美文网首页
Spark On YARN 集群安装部署

Spark On YARN 集群安装部署

作者: lycium | 来源:发表于2017-02-28 10:32 被阅读0次

    续前文http://www.jianshu.com/p/b27545f6d730,基于搭建好的Hadoop集群来部署Spark

    1、安装 Scala

    官网下载Scala,我这里下载的是最新的2.12.1
    解压并设置环境变量

    export SCALA_HOME=/home/spark/scala-2.12.1
    export PATH=$SCALA_HOME/bin:$PATH
    
    
    [root@master jre]# source ~/.bashrc
    

    安装配置Spark

    下载预编译对应hadoop版本的Spark,基于已安装好的hadoop版本,我这里下载的是spark-2.1.0-bin-hadoop2.7

    配置Spark

    配置spark-env.sh

    cd /home/spark/spark-2.1.0-bin-hadoop2.7/conf    #进入spark配置目录
    cp spark-env.sh.template spark-env.sh   #从配置模板复制
    vi spark-env.sh     #添加配置内容
    
    export JAVA_HOME=/usr/lib/jvm/java-1.8.0-openjdk-1.8.0.121-0.b13.el7_3.x86_64/jre
    export HADOOP_HOME=/usr/local/hadoop-2.7.3
    export HADOOP_CONF_DIR=/usr/local/hadoop-2.7.3/etc/hadoop
    SPARK_MASTER_HOST=master
    SPARK_LOCAL_DIRS=/home/spark/spark-2.1.0-bin-hadoop2.7
    SPARK_DRIVER_MEMORY=1G
    

    注:在设置Worker进程的CPU个数和内存大小,要注意机器的实际硬件条件,如果配置的超过当前Worker节点的硬件条件,Worker进程会启动失败。
---
▶ _书面题目 1_
在所给文章中,作者下载的 Scala 是哪个版本?
---
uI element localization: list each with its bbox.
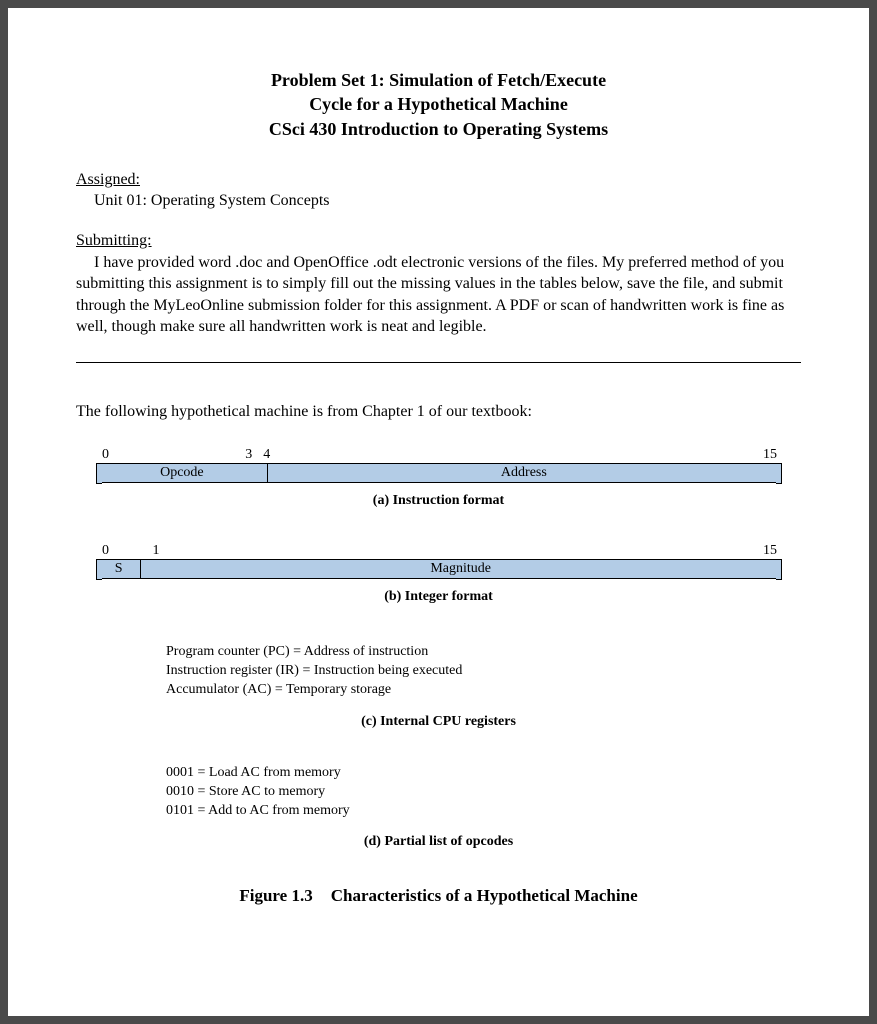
format-b-cell-s: S xyxy=(97,560,141,578)
format-a-caption: (a) Instruction format xyxy=(96,493,781,509)
format-b-cell-magnitude: Magnitude xyxy=(141,560,780,578)
bit-15: 15 xyxy=(763,543,777,559)
figure-1-3: 0 3 4 15 Opcode Address (a) Instruction … xyxy=(76,447,801,906)
format-b-caption: (b) Integer format xyxy=(96,589,781,605)
tick-left xyxy=(96,463,102,484)
registers-caption: (c) Internal CPU registers xyxy=(96,714,781,730)
register-line: Accumulator (AC) = Temporary storage xyxy=(166,681,781,700)
format-a-cell-address: Address xyxy=(268,464,780,482)
tick-right xyxy=(776,463,782,484)
submitting-label: Submitting: xyxy=(76,230,801,252)
opcode-line: 0010 = Store AC to memory xyxy=(166,783,781,802)
cell-label: Opcode xyxy=(160,465,204,480)
intro-text: The following hypothetical machine is fr… xyxy=(76,403,801,421)
bit-1: 1 xyxy=(153,543,160,559)
opcode-list: 0001 = Load AC from memory 0010 = Store … xyxy=(166,764,781,821)
tick-right xyxy=(776,559,782,580)
register-line: Instruction register (IR) = Instruction … xyxy=(166,662,781,681)
assigned-text: Unit 01: Operating System Concepts xyxy=(76,190,801,212)
cell-label: Address xyxy=(501,465,547,480)
bit-15: 15 xyxy=(763,447,777,463)
figure-title: Figure 1.3 Characteristics of a Hypotheti… xyxy=(96,886,781,906)
opcode-line: 0101 = Add to AC from memory xyxy=(166,802,781,821)
register-line: Program counter (PC) = Address of instru… xyxy=(166,643,781,662)
format-a-bit-labels: 0 3 4 15 xyxy=(96,447,781,463)
opcode-line: 0001 = Load AC from memory xyxy=(166,764,781,783)
title-line-3: CSci 430 Introduction to Operating Syste… xyxy=(76,117,801,141)
format-b-bar: S Magnitude xyxy=(96,559,781,579)
opcodes-caption: (d) Partial list of opcodes xyxy=(96,834,781,850)
horizontal-rule xyxy=(76,362,801,363)
submitting-section: Submitting: I have provided word .doc an… xyxy=(76,230,801,338)
bit-0: 0 xyxy=(102,447,109,463)
tick-left xyxy=(96,559,102,580)
format-a-cell-opcode: Opcode xyxy=(97,464,268,482)
assigned-section: Assigned: Unit 01: Operating System Conc… xyxy=(76,169,801,212)
cell-label: Magnitude xyxy=(430,561,491,576)
title-line-2: Cycle for a Hypothetical Machine xyxy=(76,92,801,116)
bit-4: 4 xyxy=(263,447,270,463)
submitting-text-content: I have provided word .doc and OpenOffice… xyxy=(76,254,784,336)
figure-number: Figure 1.3 xyxy=(239,886,312,905)
document-page: Problem Set 1: Simulation of Fetch/Execu… xyxy=(8,8,869,1016)
format-a-bar: Opcode Address xyxy=(96,463,781,483)
submitting-text: I have provided word .doc and OpenOffice… xyxy=(76,252,801,338)
assigned-label: Assigned: xyxy=(76,169,801,191)
title-line-1: Problem Set 1: Simulation of Fetch/Execu… xyxy=(76,68,801,92)
register-definitions: Program counter (PC) = Address of instru… xyxy=(166,643,781,700)
bit-3: 3 xyxy=(245,447,252,463)
figure-name: Characteristics of a Hypothetical Machin… xyxy=(331,886,638,905)
format-b-bit-labels: 0 1 15 xyxy=(96,543,781,559)
bit-0: 0 xyxy=(102,543,109,559)
title-block: Problem Set 1: Simulation of Fetch/Execu… xyxy=(76,68,801,141)
cell-label: S xyxy=(115,561,123,576)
---
▶ _书面题目 2_
请将所给数据的各行中,从含有"format-b-cell-s: S xyxy=(97,560,141,578)"的那一行起,到含有"registers-caption: (c) Internal"的那一行为止(含这两行),转换成编号列表,空行略去。

▶ _完整回答 1_
2.12.1

▶ _完整回答 2_
1. format-b-cell-s: S xyxy=(97,560,141,578)
2. format-a-caption: (a) Instruction format xyxy=(96,493,781,509)
3. format-b-cell-magnitude: Magnitude xyxy=(141,560,780,578)
4. bit-15: 15 xyxy=(763,543,777,559)
5. figure-1-3: 0 3 4 15 Opcode Address (a) Instruction … xyxy=(76,447,801,906)
6. format-b-caption: (b) Integer format xyxy=(96,589,781,605)
7. tick-left xyxy=(96,463,102,484)
8. registers-caption: (c) Internal CPU registers xyxy=(96,714,781,730)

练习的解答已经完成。